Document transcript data
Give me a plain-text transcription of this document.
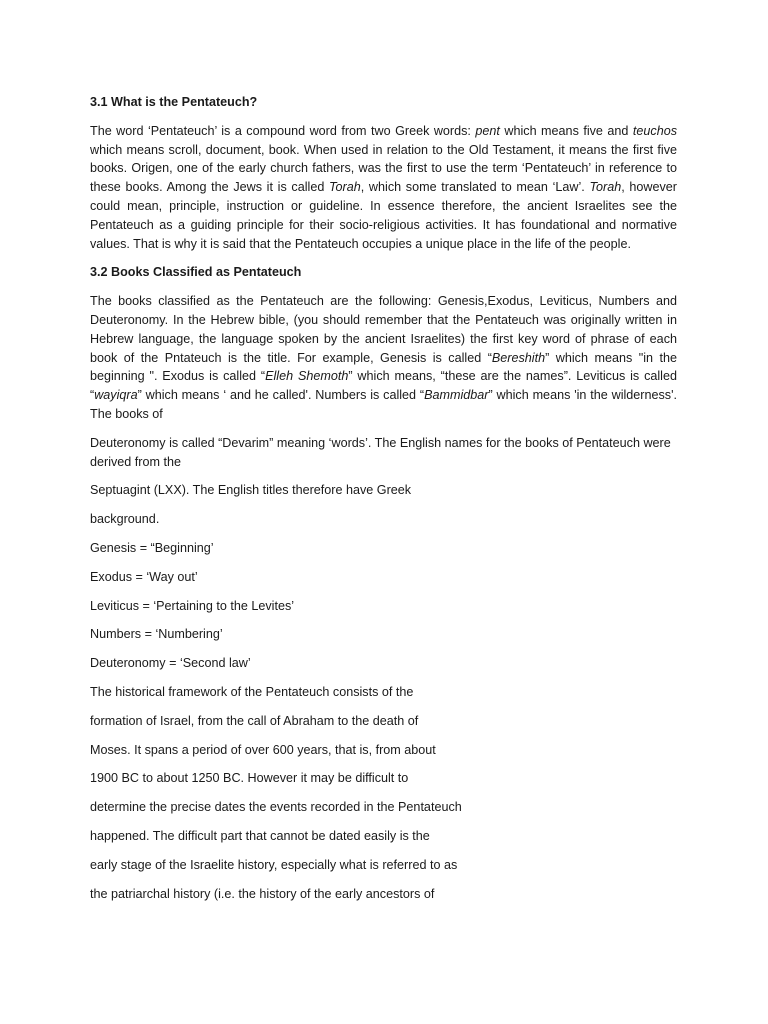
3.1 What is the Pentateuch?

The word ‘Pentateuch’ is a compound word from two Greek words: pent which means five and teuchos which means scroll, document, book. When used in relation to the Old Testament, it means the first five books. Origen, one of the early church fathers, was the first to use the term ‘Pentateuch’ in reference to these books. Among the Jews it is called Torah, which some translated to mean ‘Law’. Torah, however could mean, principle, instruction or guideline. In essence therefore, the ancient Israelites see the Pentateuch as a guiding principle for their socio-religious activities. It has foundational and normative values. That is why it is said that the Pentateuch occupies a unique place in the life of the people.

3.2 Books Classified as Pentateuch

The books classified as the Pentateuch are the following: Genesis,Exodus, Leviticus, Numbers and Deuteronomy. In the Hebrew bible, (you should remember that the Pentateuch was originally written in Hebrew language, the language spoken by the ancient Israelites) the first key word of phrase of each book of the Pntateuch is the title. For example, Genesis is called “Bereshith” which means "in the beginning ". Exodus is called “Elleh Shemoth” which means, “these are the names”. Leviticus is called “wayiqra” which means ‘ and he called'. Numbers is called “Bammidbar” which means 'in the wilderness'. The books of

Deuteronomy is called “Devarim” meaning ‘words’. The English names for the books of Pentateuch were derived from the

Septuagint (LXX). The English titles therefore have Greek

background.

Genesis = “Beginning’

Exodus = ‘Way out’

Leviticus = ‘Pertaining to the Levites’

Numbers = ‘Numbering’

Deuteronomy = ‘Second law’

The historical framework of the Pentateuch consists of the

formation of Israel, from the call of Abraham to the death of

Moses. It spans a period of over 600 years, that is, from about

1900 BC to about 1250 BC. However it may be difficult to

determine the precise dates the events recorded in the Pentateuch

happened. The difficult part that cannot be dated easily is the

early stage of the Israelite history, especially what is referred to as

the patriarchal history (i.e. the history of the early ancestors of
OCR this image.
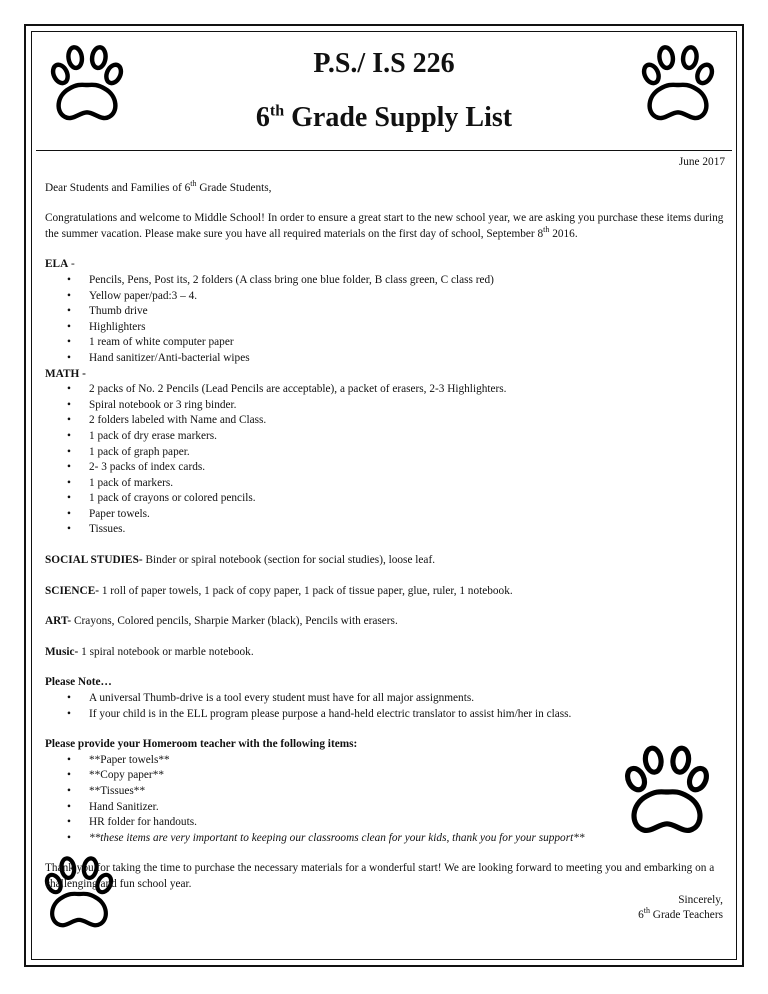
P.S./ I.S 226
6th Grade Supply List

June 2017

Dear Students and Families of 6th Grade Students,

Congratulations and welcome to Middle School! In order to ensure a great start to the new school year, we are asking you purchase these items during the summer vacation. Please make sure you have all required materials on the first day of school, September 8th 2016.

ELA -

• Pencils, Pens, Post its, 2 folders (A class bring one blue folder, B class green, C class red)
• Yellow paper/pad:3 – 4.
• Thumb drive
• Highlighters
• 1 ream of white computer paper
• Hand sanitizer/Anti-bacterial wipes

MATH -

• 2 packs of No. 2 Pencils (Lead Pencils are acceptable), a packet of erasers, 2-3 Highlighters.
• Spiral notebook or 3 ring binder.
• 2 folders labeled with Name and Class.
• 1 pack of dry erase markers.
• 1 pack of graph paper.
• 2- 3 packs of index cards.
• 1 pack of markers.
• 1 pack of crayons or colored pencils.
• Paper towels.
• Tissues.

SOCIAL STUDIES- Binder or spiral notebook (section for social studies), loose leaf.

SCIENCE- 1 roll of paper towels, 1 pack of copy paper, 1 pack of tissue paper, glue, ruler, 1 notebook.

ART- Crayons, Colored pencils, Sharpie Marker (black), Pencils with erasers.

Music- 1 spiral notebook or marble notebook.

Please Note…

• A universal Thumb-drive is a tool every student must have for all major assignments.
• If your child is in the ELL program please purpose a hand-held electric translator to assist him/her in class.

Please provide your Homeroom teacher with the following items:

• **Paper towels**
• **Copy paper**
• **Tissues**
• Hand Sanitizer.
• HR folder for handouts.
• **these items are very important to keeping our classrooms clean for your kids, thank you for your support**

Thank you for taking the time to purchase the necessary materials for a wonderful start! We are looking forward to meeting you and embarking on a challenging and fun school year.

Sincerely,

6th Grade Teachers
* * *
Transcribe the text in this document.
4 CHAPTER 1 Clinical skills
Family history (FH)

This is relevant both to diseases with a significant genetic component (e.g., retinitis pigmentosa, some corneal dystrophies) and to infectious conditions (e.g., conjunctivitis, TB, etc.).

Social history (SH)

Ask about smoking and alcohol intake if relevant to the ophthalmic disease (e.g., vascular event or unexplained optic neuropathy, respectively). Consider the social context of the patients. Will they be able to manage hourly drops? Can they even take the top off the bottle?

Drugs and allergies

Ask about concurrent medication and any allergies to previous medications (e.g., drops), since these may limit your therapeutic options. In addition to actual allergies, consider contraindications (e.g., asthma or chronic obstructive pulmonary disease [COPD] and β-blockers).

* **Requirement**: Count the lines of the data that contain the string "folders", and reply with that number alone.

* **Result**: 2